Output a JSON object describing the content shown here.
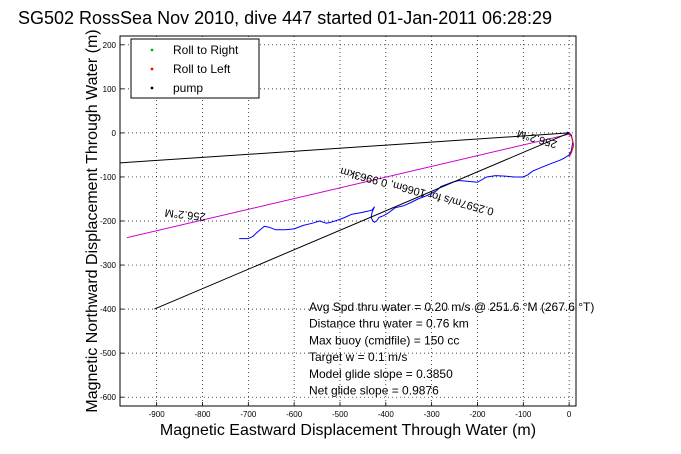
{
  "chart_data": {
    "type": "line",
    "title": "SG502 RossSea Nov 2010, dive 447 started 01-Jan-2011 06:28:29",
    "xlabel": "Magnetic Eastward Displacement Through Water (m)",
    "ylabel": "Magnetic Northward Displacement Through Water (m)",
    "xlim": [
      -980,
      15
    ],
    "ylim": [
      -620,
      220
    ],
    "xticks": [
      -900,
      -800,
      -700,
      -600,
      -500,
      -400,
      -300,
      -200,
      -100,
      0
    ],
    "yticks": [
      200,
      100,
      0,
      -100,
      -200,
      -300,
      -400,
      -500,
      -600
    ],
    "grid": true,
    "legend_position": "top-left",
    "legend": [
      {
        "label": "Roll to Right",
        "color": "#00c000",
        "marker": "dot"
      },
      {
        "label": "Roll to Left",
        "color": "#ff0000",
        "marker": "dot"
      },
      {
        "label": "pump",
        "color": "#000000",
        "marker": "dot"
      }
    ],
    "series": [
      {
        "color": "#0000ff",
        "style": "solid",
        "x": [
          -720,
          -700,
          -690,
          -680,
          -665,
          -655,
          -640,
          -620,
          -600,
          -580,
          -560,
          -545,
          -530,
          -520,
          -505,
          -490,
          -475,
          -460,
          -450,
          -440,
          -430,
          -425,
          -430,
          -432,
          -428,
          -425,
          -420,
          -415,
          -405,
          -395,
          -380,
          -360,
          -345,
          -330,
          -310,
          -290,
          -280,
          -270,
          -255,
          -240,
          -220,
          -200,
          -180,
          -160,
          -140,
          -120,
          -100,
          -90,
          -80,
          -60,
          -40,
          -20,
          -10,
          0,
          5,
          8,
          5,
          0,
          -5
        ],
        "y": [
          -240,
          -240,
          -235,
          -225,
          -212,
          -214,
          -220,
          -220,
          -218,
          -210,
          -205,
          -200,
          -205,
          -203,
          -198,
          -192,
          -185,
          -182,
          -180,
          -178,
          -175,
          -168,
          -180,
          -192,
          -200,
          -203,
          -200,
          -192,
          -188,
          -182,
          -170,
          -165,
          -158,
          -150,
          -142,
          -132,
          -122,
          -118,
          -112,
          -108,
          -110,
          -112,
          -100,
          -97,
          -98,
          -100,
          -100,
          -95,
          -87,
          -78,
          -70,
          -62,
          -57,
          -50,
          -40,
          -20,
          -5,
          0,
          2
        ]
      },
      {
        "color": "#cc00cc",
        "style": "solid",
        "x": [
          -965,
          0
        ],
        "y": [
          -238,
          -3
        ]
      },
      {
        "color": "#ff0000",
        "style": "solid",
        "x": [
          -5,
          5,
          10,
          5,
          0
        ],
        "y": [
          0,
          -8,
          -28,
          -45,
          -55
        ]
      },
      {
        "color": "#000000",
        "style": "solid",
        "x": [
          -980,
          0
        ],
        "y": [
          -68,
          0
        ]
      },
      {
        "color": "#000000",
        "style": "solid",
        "x": [
          -905,
          0
        ],
        "y": [
          -400,
          0
        ]
      }
    ],
    "annotations": [
      {
        "text": "256.2°M",
        "x": -837,
        "y": -178,
        "rotation_deg": 186
      },
      {
        "text": "0.2597m/s for 1066m, 0.9963km",
        "x": -330,
        "y": -125,
        "rotation_deg": 195
      },
      {
        "text": "256.2°M",
        "x": -68,
        "y": -6,
        "rotation_deg": 196
      }
    ],
    "info_lines": [
      "Avg Spd thru water =  0.20 m/s @ 251.6    °M (267.6 °T)",
      "Distance thru water =  0.76 km",
      "Max buoy (cmdfile) = 150 cc",
      "Target w = 0.1 m/s",
      "Model glide slope = 0.3850",
      "Net glide slope = 0.9876"
    ]
  }
}
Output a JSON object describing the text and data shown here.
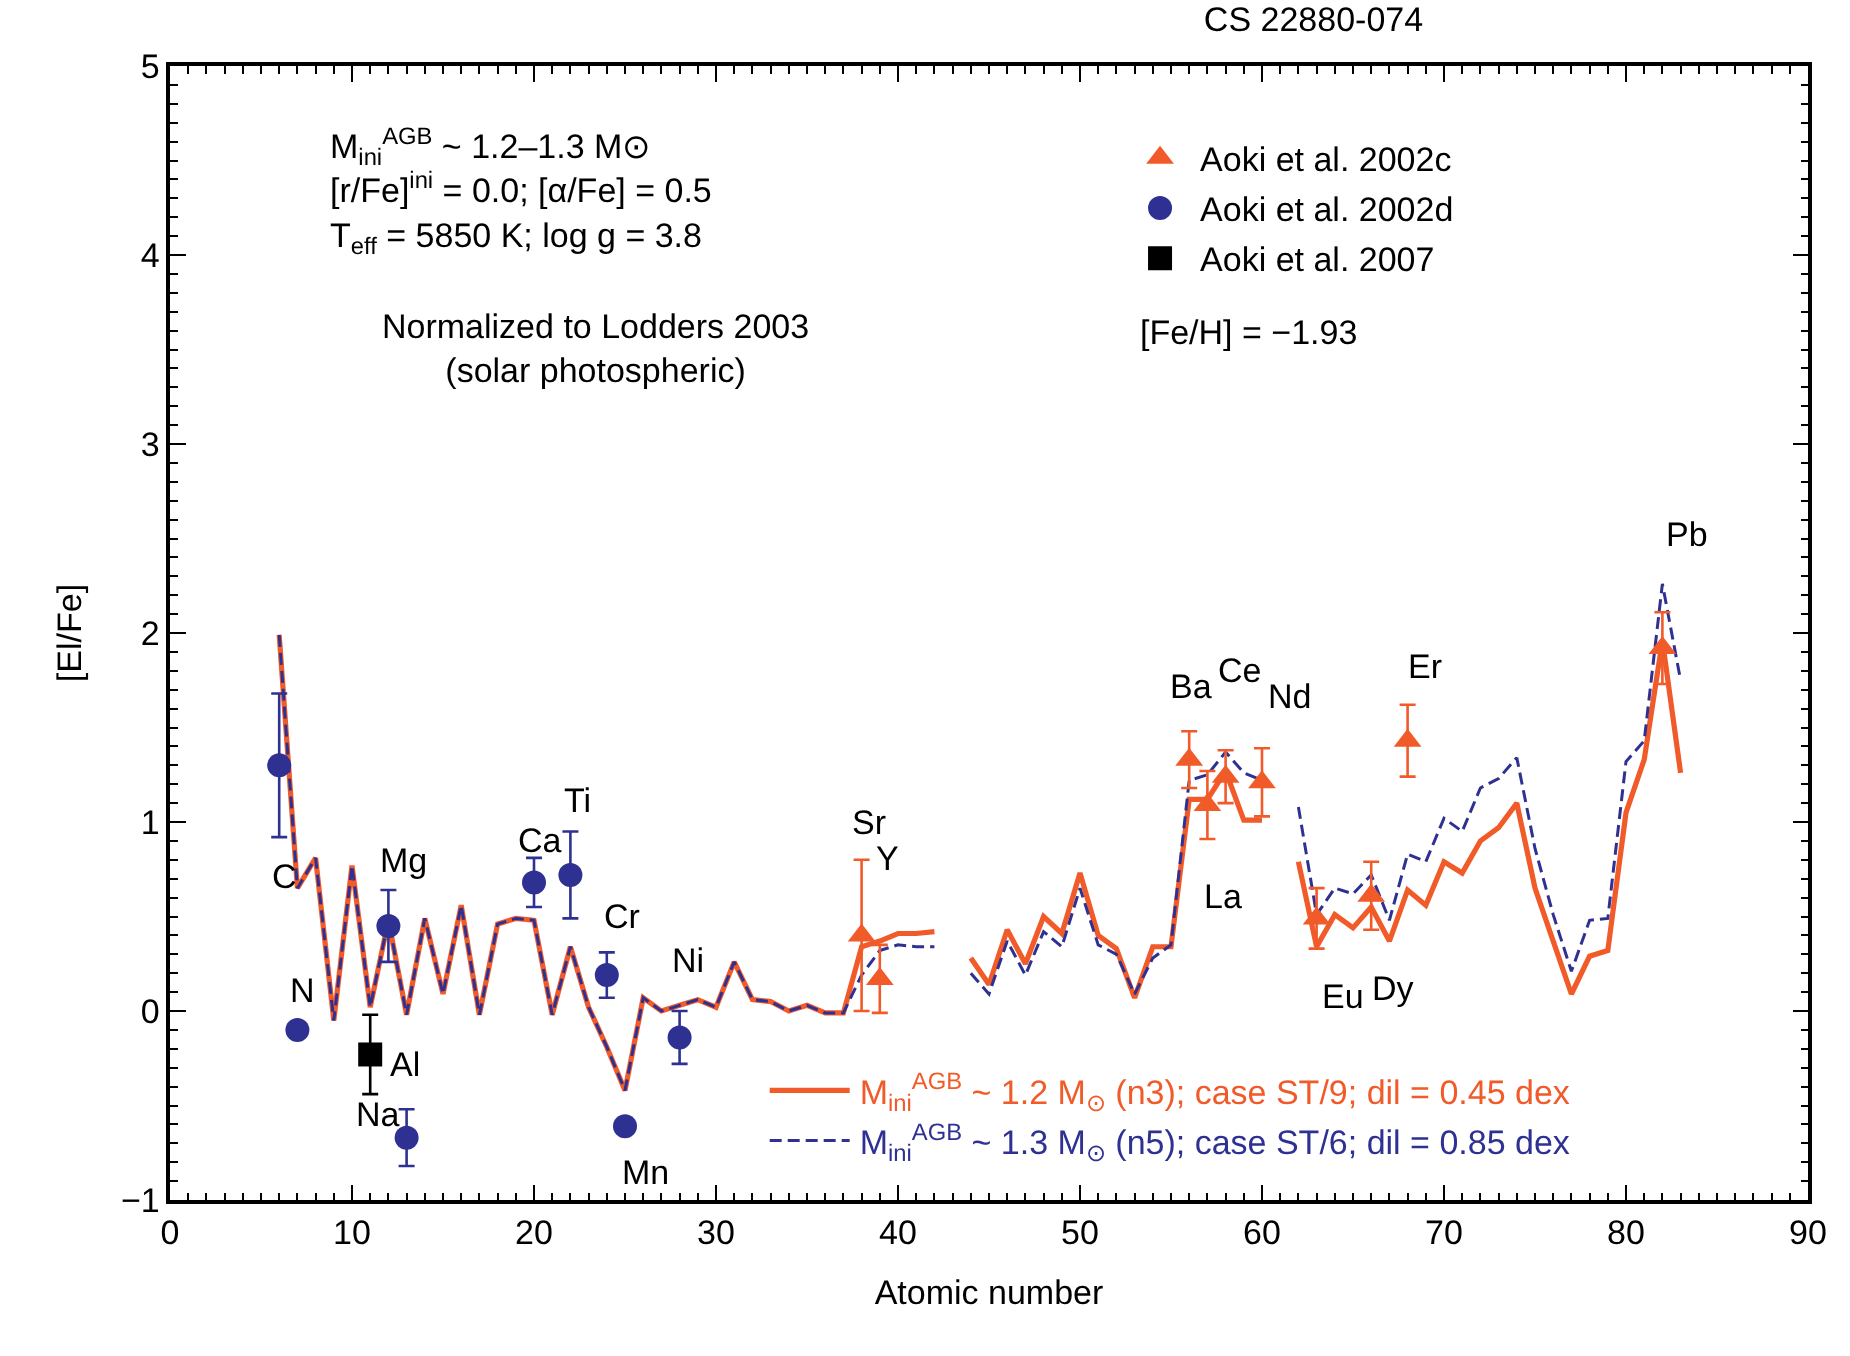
{
  "chart_data": {
    "type": "line",
    "title": "CS 22880-074",
    "xlabel": "Atomic number",
    "ylabel": "[El/Fe]",
    "xlim": [
      0,
      90
    ],
    "xticks": [
      0,
      10,
      20,
      30,
      40,
      50,
      60,
      70,
      80,
      90
    ],
    "ylim": [
      -1,
      5
    ],
    "yticks": [
      -1,
      0,
      1,
      2,
      3,
      4,
      5
    ],
    "legend": "right",
    "series": [
      {
        "name": "M$_{ini}$$^{AGB}$ ~ 1.2 M$_{⊙}$ (n3); case ST/9; dil = 0.45 dex",
        "color": "#f15a29",
        "line_style": "solid",
        "marker": "none",
        "x": [
          6,
          7,
          8,
          9,
          10,
          11,
          12,
          13,
          14,
          15,
          16,
          17,
          18,
          19,
          20,
          21,
          22,
          23,
          24,
          25,
          26,
          27,
          28,
          29,
          30,
          31,
          32,
          33,
          34,
          35,
          36,
          37,
          38,
          39,
          40,
          41,
          42,
          43,
          44,
          45,
          46,
          47,
          48,
          49,
          50,
          51,
          52,
          53,
          54,
          55,
          56,
          57,
          58,
          59,
          60,
          61,
          62,
          63,
          64,
          65,
          66,
          67,
          68,
          69,
          70,
          71,
          72,
          73,
          74,
          75,
          76,
          77,
          78,
          79,
          80,
          81,
          82,
          83
        ],
        "values": [
          1.99,
          0.65,
          0.81,
          -0.05,
          0.77,
          0.02,
          0.48,
          -0.02,
          0.49,
          0.09,
          0.56,
          -0.02,
          0.46,
          0.49,
          0.48,
          -0.02,
          0.34,
          0.02,
          -0.19,
          -0.42,
          0.07,
          0.0,
          0.03,
          0.06,
          0.02,
          0.26,
          0.06,
          0.05,
          0.0,
          0.03,
          -0.01,
          -0.01,
          0.34,
          0.37,
          0.41,
          0.41,
          0.42,
          null,
          0.28,
          0.14,
          0.43,
          0.25,
          0.5,
          0.41,
          0.73,
          0.4,
          0.33,
          0.07,
          0.34,
          0.34,
          1.12,
          1.12,
          1.27,
          1.01,
          1.01,
          null,
          0.79,
          0.34,
          0.51,
          0.44,
          0.55,
          0.37,
          0.64,
          0.56,
          0.79,
          0.73,
          0.9,
          0.97,
          1.1,
          0.65,
          0.37,
          0.09,
          0.29,
          0.32,
          1.05,
          1.33,
          1.96,
          1.26
        ]
      },
      {
        "name": "M$_{ini}$$^{AGB}$ ~ 1.3 M$_{⊙}$ (n5); case ST/6; dil = 0.85 dex",
        "color": "#2e3192",
        "line_style": "dashed",
        "marker": "none",
        "x": [
          6,
          7,
          8,
          9,
          10,
          11,
          12,
          13,
          14,
          15,
          16,
          17,
          18,
          19,
          20,
          21,
          22,
          23,
          24,
          25,
          26,
          27,
          28,
          29,
          30,
          31,
          32,
          33,
          34,
          35,
          36,
          37,
          38,
          39,
          40,
          41,
          42,
          43,
          44,
          45,
          46,
          47,
          48,
          49,
          50,
          51,
          52,
          53,
          54,
          55,
          56,
          57,
          58,
          59,
          60,
          61,
          62,
          63,
          64,
          65,
          66,
          67,
          68,
          69,
          70,
          71,
          72,
          73,
          74,
          75,
          76,
          77,
          78,
          79,
          80,
          81,
          82,
          83
        ],
        "values": [
          1.99,
          0.65,
          0.81,
          -0.05,
          0.77,
          0.02,
          0.48,
          -0.02,
          0.49,
          0.09,
          0.56,
          -0.02,
          0.46,
          0.49,
          0.48,
          -0.02,
          0.34,
          0.02,
          -0.19,
          -0.42,
          0.07,
          0.0,
          0.03,
          0.06,
          0.02,
          0.26,
          0.06,
          0.05,
          0.0,
          0.03,
          -0.01,
          -0.01,
          0.19,
          0.32,
          0.35,
          0.34,
          0.34,
          null,
          0.2,
          0.09,
          0.37,
          0.19,
          0.42,
          0.34,
          0.65,
          0.35,
          0.3,
          0.09,
          0.28,
          0.35,
          1.22,
          1.25,
          1.37,
          1.26,
          1.22,
          null,
          1.08,
          0.51,
          0.65,
          0.62,
          0.72,
          0.48,
          0.83,
          0.79,
          1.02,
          0.95,
          1.18,
          1.23,
          1.34,
          0.86,
          0.51,
          0.21,
          0.48,
          0.49,
          1.32,
          1.43,
          2.26,
          1.75
        ]
      },
      {
        "name": "Aoki et al. 2002c",
        "type": "scatter",
        "color": "#f15a29",
        "marker": "triangle",
        "x": [
          38,
          39,
          56,
          57,
          58,
          60,
          63,
          66,
          68,
          82
        ],
        "values": [
          0.4,
          0.17,
          1.33,
          1.09,
          1.24,
          1.21,
          0.49,
          0.61,
          1.43,
          1.92
        ],
        "errors": [
          0.4,
          0.18,
          0.15,
          0.18,
          0.14,
          0.18,
          0.16,
          0.18,
          0.19,
          0.19
        ]
      },
      {
        "name": "Aoki et al. 2002d",
        "type": "scatter",
        "color": "#2e3192",
        "marker": "circle",
        "x": [
          6,
          7,
          12,
          13,
          20,
          22,
          24,
          25,
          28
        ],
        "values": [
          1.3,
          -0.1,
          0.45,
          -0.67,
          0.68,
          0.72,
          0.19,
          -0.61,
          -0.14
        ],
        "errors": [
          0.38,
          null,
          0.19,
          0.15,
          0.13,
          0.23,
          0.12,
          null,
          0.14
        ]
      },
      {
        "name": "Aoki et al. 2007",
        "type": "scatter",
        "color": "#000000",
        "marker": "square",
        "x": [
          11
        ],
        "values": [
          -0.23
        ],
        "errors": [
          0.21
        ]
      }
    ],
    "annotations": [
      "M$_{ini}$$^{AGB}$ ~ 1.2–1.3 M⊙\n[r/Fe]$^{ini}$ = 0.0; [α/Fe] = 0.5\nT$_{eff}$ = 5850 K; log g = 3.8",
      "Normalized to Lodders 2003\n(solar photospheric)",
      "[Fe/H] = −1.93",
      "C",
      "N",
      "Mg",
      "Na",
      "Al",
      "Ca",
      "Ti",
      "Cr",
      "Mn",
      "Ni",
      "Sr",
      "Y",
      "Ba",
      "Ce",
      "Nd",
      "La",
      "Eu",
      "Dy",
      "Er",
      "Pb"
    ]
  }
}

----------

[OBJECTIVE] Your answer should be one number: the count of lines in the data above that include the word "xlabel".

[RESPONSE TO THE EXERCISE] 2